Stated goal: Check every line below for the word "only" and copy each one that has it.

Extracted information:
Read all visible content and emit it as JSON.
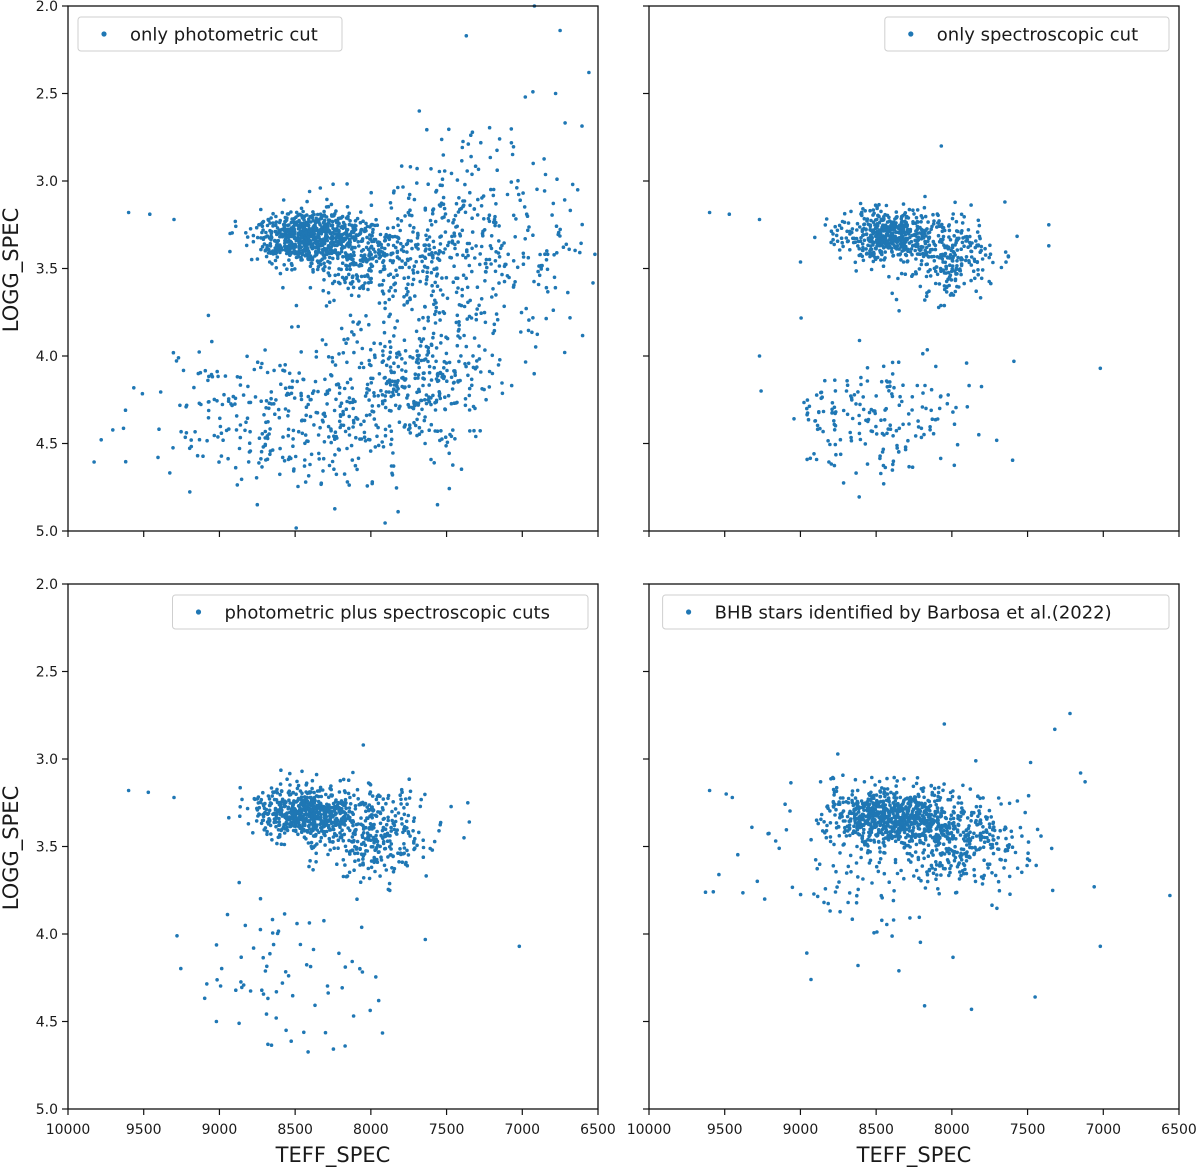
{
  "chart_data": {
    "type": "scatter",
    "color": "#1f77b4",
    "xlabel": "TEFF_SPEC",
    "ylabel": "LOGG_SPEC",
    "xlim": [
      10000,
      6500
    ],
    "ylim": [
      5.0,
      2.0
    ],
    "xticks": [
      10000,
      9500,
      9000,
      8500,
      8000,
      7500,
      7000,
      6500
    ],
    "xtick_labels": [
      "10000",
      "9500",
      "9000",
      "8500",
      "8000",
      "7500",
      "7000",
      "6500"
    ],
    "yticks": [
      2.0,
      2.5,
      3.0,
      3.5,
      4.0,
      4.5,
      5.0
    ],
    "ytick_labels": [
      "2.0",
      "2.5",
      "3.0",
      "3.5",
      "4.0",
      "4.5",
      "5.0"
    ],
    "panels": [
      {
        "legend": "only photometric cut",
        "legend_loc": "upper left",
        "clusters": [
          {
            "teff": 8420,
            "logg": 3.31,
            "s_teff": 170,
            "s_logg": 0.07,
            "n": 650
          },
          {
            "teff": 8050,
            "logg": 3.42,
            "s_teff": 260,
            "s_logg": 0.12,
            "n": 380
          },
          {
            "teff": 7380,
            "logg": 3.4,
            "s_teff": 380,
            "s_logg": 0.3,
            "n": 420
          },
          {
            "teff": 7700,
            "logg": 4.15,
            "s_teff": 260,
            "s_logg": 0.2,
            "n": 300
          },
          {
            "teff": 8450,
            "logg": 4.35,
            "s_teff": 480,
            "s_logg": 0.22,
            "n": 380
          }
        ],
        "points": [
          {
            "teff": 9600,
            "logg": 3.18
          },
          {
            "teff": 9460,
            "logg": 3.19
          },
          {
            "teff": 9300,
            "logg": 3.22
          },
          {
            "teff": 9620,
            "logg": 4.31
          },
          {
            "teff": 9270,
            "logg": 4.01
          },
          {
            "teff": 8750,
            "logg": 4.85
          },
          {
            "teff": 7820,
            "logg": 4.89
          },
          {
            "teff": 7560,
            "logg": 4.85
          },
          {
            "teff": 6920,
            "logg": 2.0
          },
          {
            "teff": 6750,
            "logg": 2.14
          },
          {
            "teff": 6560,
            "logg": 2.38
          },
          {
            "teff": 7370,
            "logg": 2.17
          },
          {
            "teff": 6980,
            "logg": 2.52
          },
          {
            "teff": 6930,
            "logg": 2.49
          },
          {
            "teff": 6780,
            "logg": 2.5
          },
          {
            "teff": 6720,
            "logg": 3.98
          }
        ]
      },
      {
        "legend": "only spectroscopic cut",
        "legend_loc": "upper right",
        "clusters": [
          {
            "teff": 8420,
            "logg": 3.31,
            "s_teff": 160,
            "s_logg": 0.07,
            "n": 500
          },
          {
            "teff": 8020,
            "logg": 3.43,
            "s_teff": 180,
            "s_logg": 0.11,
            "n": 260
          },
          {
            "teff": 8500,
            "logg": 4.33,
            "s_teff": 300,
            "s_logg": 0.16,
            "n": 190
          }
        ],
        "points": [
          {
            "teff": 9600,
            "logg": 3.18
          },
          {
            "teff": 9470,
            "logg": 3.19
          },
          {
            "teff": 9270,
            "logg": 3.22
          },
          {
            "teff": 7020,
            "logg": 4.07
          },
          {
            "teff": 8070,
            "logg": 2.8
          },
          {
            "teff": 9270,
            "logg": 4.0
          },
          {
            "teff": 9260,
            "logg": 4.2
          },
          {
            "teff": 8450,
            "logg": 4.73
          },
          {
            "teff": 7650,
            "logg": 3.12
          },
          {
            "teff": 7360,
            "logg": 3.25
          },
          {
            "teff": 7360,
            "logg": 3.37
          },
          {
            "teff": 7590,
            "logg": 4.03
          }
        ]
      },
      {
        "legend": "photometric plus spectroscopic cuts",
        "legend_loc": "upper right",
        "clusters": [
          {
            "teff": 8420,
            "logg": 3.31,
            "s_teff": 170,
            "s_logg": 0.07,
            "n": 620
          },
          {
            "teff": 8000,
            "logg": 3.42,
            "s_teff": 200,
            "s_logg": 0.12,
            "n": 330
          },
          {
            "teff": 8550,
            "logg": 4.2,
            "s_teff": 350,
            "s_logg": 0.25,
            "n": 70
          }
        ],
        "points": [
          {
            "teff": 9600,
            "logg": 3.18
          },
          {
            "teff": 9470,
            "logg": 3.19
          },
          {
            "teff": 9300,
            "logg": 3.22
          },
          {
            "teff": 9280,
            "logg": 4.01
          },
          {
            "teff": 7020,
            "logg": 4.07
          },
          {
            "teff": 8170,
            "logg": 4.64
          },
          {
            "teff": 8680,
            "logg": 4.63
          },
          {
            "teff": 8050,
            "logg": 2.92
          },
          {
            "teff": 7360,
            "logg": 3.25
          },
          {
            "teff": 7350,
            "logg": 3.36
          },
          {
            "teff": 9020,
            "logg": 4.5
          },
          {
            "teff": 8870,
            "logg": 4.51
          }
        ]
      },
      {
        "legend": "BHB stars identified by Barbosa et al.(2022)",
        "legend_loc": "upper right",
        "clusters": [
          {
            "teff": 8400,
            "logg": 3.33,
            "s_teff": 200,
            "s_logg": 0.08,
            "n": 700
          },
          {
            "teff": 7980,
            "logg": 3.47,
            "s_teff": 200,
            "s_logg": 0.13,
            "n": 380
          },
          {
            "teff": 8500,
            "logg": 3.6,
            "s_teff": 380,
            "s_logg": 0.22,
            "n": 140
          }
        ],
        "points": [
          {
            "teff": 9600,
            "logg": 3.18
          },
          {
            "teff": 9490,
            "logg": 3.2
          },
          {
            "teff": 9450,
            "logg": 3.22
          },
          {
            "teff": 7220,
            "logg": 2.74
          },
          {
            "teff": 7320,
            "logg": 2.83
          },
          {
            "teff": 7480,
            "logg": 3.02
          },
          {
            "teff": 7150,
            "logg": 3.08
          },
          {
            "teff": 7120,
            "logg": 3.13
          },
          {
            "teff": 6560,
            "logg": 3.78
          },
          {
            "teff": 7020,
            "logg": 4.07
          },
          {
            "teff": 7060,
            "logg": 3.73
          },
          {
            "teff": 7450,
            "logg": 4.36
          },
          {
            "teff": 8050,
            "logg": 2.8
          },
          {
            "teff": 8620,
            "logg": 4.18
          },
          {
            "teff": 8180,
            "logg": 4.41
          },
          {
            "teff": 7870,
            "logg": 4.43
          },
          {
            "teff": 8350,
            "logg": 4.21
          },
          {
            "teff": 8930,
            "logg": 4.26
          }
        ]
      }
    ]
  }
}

Output below:
        "legend": "only photometric cut",
        "legend": "only spectroscopic cut",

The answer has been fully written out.